Filter the listing below, copying every line in which the word "JSON" appears.

[Extracts from a graphics dataset]
--*--

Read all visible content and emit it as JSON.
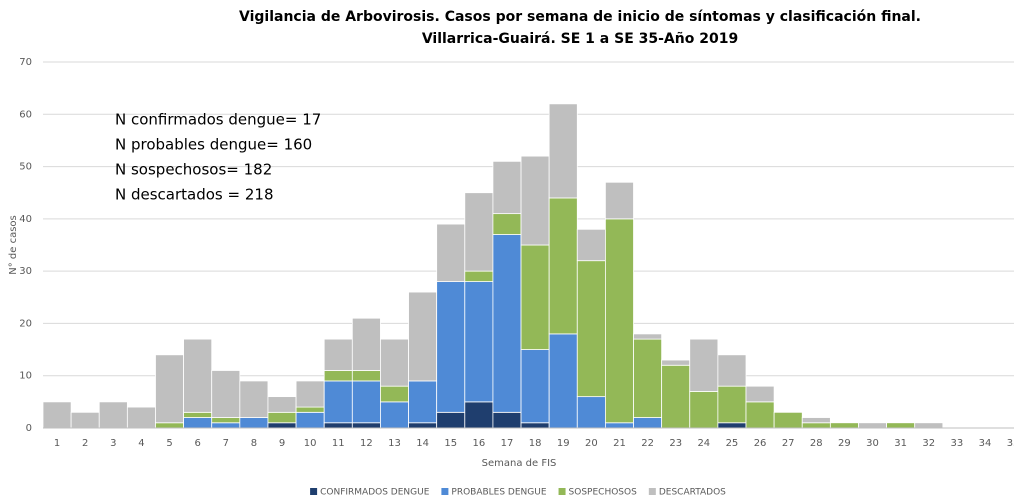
{
  "chart_data": {
    "type": "stacked-bar",
    "title": [
      "Vigilancia de Arbovirosis. Casos por semana de inicio de síntomas y clasificación final.",
      "Villarrica-Guairá. SE 1 a SE 35-Año 2019"
    ],
    "x_label": "Semana de FIS",
    "y_label": "N° de casos",
    "annotations": [
      "N confirmados dengue= 17",
      "N probables dengue= 160",
      "N sospechosos= 182",
      "N descartados = 218"
    ],
    "categories": [
      "1",
      "2",
      "3",
      "4",
      "5",
      "6",
      "7",
      "8",
      "9",
      "10",
      "11",
      "12",
      "13",
      "14",
      "15",
      "16",
      "17",
      "18",
      "19",
      "20",
      "21",
      "22",
      "23",
      "24",
      "25",
      "26",
      "27",
      "28",
      "29",
      "30",
      "31",
      "32",
      "33",
      "34",
      "35"
    ],
    "series": [
      {
        "name": "CONFIRMADOS DENGUE",
        "color": "#1f3e6e",
        "values": [
          0,
          0,
          0,
          0,
          0,
          0,
          0,
          0,
          1,
          0,
          1,
          1,
          0,
          1,
          3,
          5,
          3,
          1,
          0,
          0,
          0,
          0,
          0,
          0,
          1,
          0,
          0,
          0,
          0,
          0,
          0,
          0,
          0,
          0,
          0
        ]
      },
      {
        "name": "PROBABLES DENGUE",
        "color": "#4f8ad6",
        "values": [
          0,
          0,
          0,
          0,
          0,
          2,
          1,
          2,
          0,
          3,
          8,
          8,
          5,
          8,
          25,
          23,
          34,
          14,
          18,
          6,
          1,
          2,
          0,
          0,
          0,
          0,
          0,
          0,
          0,
          0,
          0,
          0,
          0,
          0,
          0
        ]
      },
      {
        "name": "SOSPECHOSOS",
        "color": "#93b857",
        "values": [
          0,
          0,
          0,
          0,
          1,
          1,
          1,
          0,
          2,
          1,
          2,
          2,
          3,
          0,
          0,
          2,
          4,
          20,
          26,
          26,
          39,
          15,
          12,
          7,
          7,
          5,
          3,
          1,
          1,
          0,
          1,
          0,
          0,
          0,
          0
        ]
      },
      {
        "name": "DESCARTADOS",
        "color": "#bfbfbf",
        "values": [
          5,
          3,
          5,
          4,
          13,
          14,
          9,
          7,
          3,
          5,
          6,
          10,
          9,
          17,
          11,
          15,
          10,
          17,
          18,
          6,
          7,
          1,
          1,
          10,
          6,
          3,
          0,
          1,
          0,
          1,
          0,
          1,
          0,
          0,
          0
        ]
      }
    ],
    "ylim": [
      0,
      70
    ],
    "yticks": [
      0,
      10,
      20,
      30,
      40,
      50,
      60,
      70
    ],
    "grid": true,
    "legend": "bottom"
  }
}
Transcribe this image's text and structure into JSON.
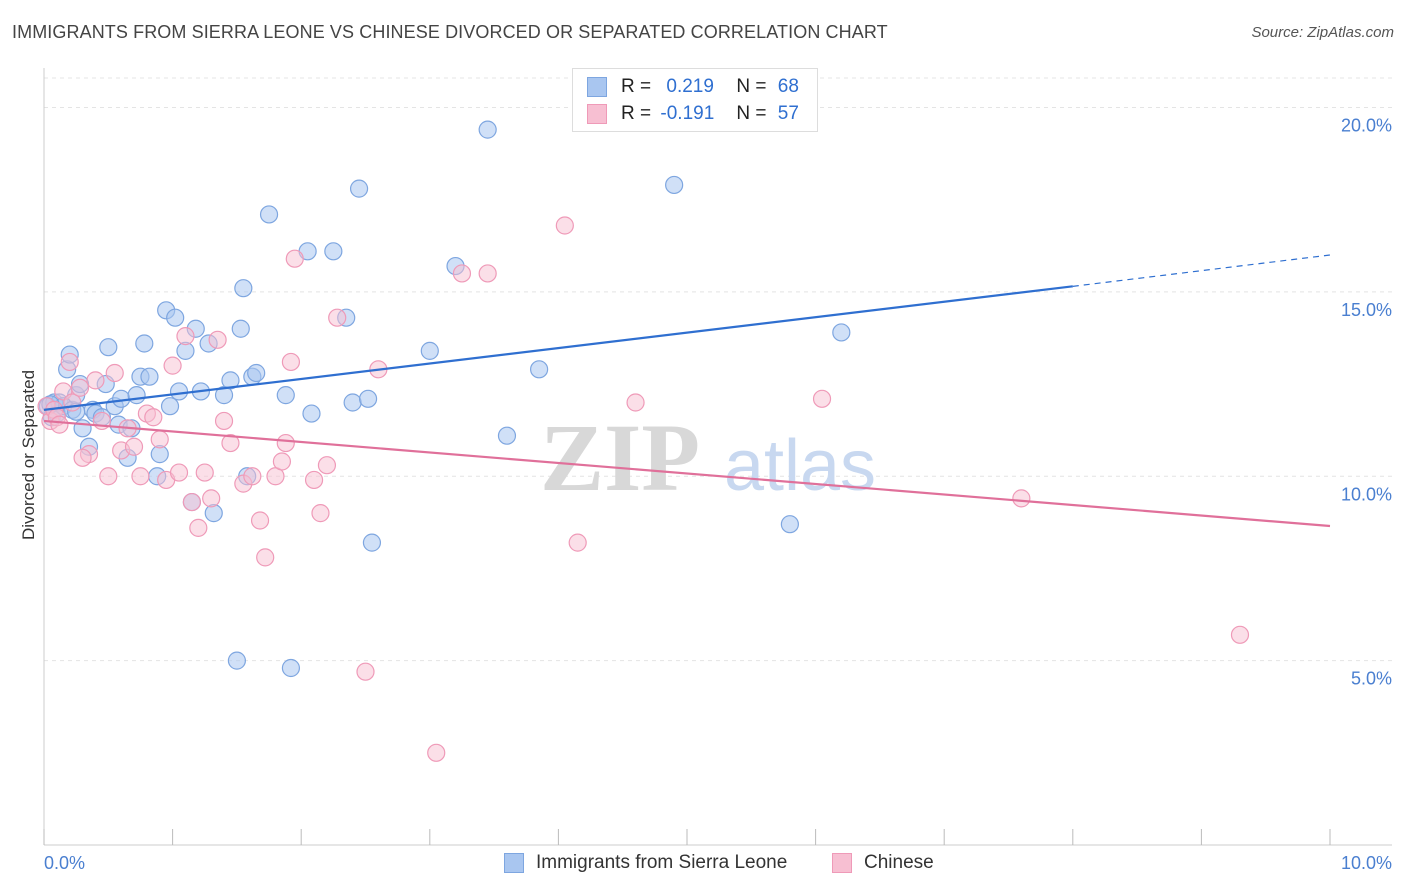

--*--

» RESPONSE FOR THIS EXERCISE:
Read all visible content and emit it as JSON.
Transcribe this image's text and structure into JSON.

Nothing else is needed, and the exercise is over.